**AIM:** Copy, in full, each line of the material that holds the word "Land".
* * *
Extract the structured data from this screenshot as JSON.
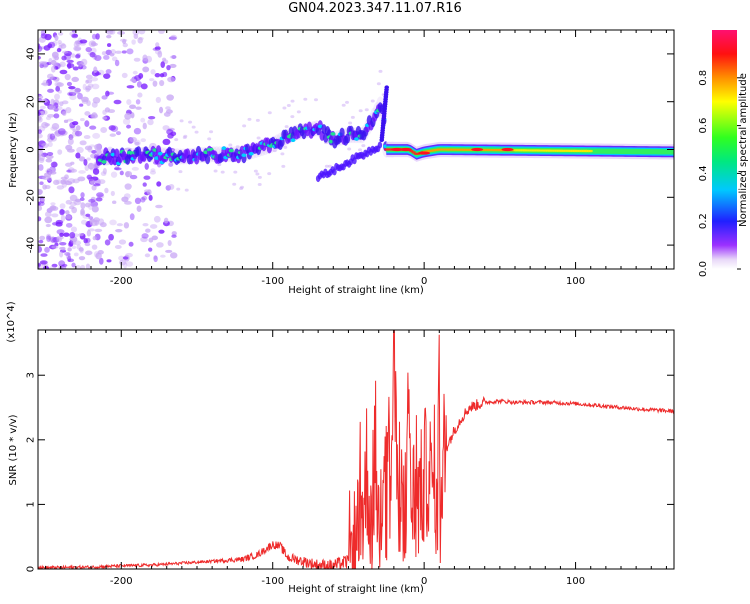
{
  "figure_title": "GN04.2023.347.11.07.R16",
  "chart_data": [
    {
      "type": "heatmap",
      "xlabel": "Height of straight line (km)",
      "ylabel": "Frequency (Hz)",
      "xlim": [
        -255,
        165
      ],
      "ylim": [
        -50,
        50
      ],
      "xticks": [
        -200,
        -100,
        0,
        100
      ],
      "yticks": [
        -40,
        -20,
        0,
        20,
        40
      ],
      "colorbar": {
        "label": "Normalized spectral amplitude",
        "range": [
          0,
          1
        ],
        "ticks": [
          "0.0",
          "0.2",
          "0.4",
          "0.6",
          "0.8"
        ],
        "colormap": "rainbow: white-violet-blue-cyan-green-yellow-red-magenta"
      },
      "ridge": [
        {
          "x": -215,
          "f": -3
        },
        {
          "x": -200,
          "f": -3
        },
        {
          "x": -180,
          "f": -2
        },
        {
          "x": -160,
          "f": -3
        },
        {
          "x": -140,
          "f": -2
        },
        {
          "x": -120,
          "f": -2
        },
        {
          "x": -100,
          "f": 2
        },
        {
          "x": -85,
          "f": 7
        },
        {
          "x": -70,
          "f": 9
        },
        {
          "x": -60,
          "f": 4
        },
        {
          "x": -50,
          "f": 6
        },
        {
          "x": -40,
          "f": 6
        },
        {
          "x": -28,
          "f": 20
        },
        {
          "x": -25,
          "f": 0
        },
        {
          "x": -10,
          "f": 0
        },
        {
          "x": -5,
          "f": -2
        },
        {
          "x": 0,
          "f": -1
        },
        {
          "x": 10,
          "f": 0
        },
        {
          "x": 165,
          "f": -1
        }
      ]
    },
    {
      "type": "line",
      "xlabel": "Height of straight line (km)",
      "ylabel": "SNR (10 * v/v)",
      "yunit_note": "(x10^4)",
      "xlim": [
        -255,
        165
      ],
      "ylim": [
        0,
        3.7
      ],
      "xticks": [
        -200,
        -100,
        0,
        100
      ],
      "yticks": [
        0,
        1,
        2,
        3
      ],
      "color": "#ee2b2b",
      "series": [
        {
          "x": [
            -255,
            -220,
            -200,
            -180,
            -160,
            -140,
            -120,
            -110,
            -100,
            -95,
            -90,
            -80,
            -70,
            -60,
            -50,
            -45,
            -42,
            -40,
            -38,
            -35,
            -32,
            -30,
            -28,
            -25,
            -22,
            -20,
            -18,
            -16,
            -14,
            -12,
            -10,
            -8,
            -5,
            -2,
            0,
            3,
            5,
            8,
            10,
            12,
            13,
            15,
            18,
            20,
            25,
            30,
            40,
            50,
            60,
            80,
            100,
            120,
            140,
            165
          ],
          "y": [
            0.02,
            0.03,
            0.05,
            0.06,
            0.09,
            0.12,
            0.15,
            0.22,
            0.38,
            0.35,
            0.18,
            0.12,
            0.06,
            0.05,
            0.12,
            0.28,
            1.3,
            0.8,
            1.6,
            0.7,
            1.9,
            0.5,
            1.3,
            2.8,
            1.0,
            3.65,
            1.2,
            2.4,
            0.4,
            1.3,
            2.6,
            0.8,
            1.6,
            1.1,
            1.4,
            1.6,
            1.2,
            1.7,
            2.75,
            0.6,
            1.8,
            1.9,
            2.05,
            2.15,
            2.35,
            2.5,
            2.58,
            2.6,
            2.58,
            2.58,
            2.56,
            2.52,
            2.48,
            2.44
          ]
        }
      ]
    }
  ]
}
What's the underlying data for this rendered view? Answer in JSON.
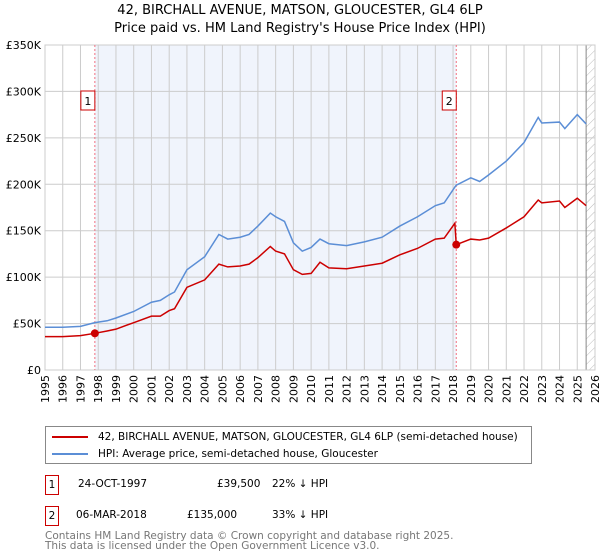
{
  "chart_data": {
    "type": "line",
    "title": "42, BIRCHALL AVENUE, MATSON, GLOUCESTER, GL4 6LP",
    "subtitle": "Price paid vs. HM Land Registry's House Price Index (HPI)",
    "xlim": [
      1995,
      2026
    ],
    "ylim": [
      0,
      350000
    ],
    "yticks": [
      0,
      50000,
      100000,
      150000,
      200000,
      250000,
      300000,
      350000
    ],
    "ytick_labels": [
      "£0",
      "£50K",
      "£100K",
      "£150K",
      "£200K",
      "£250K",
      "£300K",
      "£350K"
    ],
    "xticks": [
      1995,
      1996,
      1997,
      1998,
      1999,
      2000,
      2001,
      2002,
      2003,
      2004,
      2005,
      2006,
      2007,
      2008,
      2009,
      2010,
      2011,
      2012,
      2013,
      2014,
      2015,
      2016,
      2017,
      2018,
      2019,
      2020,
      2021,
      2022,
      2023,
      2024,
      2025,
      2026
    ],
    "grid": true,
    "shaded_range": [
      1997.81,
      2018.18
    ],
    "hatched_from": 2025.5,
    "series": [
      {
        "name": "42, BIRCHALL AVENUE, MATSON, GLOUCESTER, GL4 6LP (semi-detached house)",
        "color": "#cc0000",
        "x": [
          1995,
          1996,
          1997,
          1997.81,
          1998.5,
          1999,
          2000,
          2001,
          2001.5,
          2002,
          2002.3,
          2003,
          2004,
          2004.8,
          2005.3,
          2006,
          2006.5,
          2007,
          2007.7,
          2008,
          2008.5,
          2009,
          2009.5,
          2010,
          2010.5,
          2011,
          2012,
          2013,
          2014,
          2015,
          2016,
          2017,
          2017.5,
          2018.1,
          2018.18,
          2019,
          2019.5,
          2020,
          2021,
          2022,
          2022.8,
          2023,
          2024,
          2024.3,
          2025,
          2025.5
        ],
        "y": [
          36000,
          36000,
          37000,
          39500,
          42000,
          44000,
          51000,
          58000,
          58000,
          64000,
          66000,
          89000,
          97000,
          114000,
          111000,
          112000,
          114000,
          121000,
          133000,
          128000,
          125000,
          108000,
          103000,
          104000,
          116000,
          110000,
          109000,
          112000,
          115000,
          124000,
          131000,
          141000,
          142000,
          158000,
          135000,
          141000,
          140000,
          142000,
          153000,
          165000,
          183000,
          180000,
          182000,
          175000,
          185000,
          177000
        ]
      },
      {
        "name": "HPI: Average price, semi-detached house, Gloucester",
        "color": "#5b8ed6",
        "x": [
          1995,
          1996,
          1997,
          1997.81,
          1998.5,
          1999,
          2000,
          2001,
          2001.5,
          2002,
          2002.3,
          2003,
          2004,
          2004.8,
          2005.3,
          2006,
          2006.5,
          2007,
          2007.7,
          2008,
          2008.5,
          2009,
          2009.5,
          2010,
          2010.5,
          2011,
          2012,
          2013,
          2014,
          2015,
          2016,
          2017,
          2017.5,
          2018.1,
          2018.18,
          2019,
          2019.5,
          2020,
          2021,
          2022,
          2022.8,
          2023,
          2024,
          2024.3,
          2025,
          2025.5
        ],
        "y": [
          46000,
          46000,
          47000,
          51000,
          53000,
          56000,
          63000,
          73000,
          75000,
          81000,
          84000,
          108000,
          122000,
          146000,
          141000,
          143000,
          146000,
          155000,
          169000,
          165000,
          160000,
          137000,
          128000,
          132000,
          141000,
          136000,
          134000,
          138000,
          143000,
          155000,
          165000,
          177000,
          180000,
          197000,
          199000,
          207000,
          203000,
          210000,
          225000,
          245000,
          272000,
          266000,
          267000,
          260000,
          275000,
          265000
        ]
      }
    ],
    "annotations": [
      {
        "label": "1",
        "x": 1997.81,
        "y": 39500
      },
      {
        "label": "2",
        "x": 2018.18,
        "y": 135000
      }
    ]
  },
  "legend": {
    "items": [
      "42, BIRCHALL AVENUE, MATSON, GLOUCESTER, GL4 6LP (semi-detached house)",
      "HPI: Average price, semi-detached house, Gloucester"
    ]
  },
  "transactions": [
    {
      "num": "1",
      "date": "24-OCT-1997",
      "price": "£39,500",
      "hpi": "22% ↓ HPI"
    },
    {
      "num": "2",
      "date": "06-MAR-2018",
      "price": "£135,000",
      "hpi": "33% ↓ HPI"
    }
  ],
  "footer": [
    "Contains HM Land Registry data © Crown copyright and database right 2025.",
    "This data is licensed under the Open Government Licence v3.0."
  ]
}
* * *
**ANSWER TO THIS PROBLEM:**
    "subtitle": "Price paid vs. HM Land Registry's House Price Index (HPI)",
    "Contains HM Land Registry data © Crown copyright and database right 2025.",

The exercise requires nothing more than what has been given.